→ **Supplied records**:
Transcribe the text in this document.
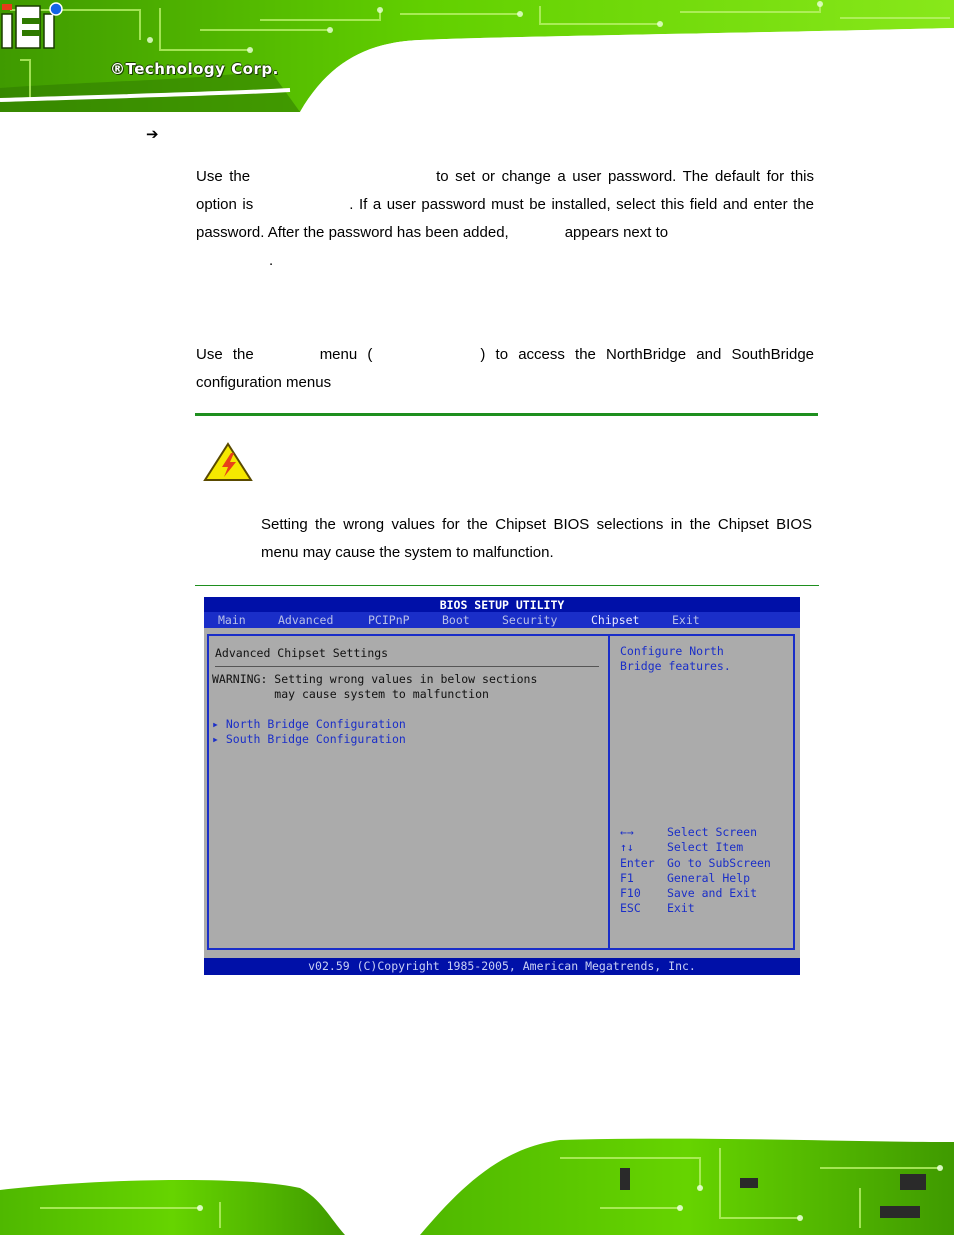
®Technology Corp.
➔
Use the	to set or change a user password. The default for this option is	. If a user password must be installed, select this field and enter the password. After the password has been added,	appears next to
.
Use the	menu (	) to access the NorthBridge and SouthBridge configuration menus
Setting the wrong values for the Chipset BIOS selections in the Chipset BIOS menu may cause the system to malfunction.
BIOS SETUP UTILITY
Main	Advanced	PCIPnP	Boot	Security	Chipset	Exit
Advanced Chipset Settings
WARNING: Setting wrong values in below sections
may cause system to malfunction
▸ North Bridge Configuration
▸ South Bridge Configuration
Configure North
Bridge features.
←→	Select Screen
↑↓	Select Item
Enter Go to SubScreen
F1	General Help
F10 Save and Exit
ESC Exit
v02.59 (C)Copyright 1985-2005, American Megatrends, Inc.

→ **To do**:
Skip the images and write out the rest of the listing exactly.

→ **Exercise answer**:
Transcribe the text in this document.
®Technology Corp.
➔
Use the	to set or change a user password. The default for this option is	. If a user password must be installed, select this field and enter the password. After the password has been added,	appears next to
.
Use the	menu (	) to access the NorthBridge and SouthBridge configuration menus
Setting the wrong values for the Chipset BIOS selections in the Chipset BIOS menu may cause the system to malfunction.
BIOS SETUP UTILITY
Main	Advanced	PCIPnP	Boot	Security	Chipset	Exit
Advanced Chipset Settings
WARNING: Setting wrong values in below sections
may cause system to malfunction
▸ North Bridge Configuration
▸ South Bridge Configuration
Configure North
Bridge features.
←→	Select Screen
↑↓	Select Item
Enter Go to SubScreen
F1	General Help
F10 Save and Exit
ESC Exit
v02.59 (C)Copyright 1985-2005, American Megatrends, Inc.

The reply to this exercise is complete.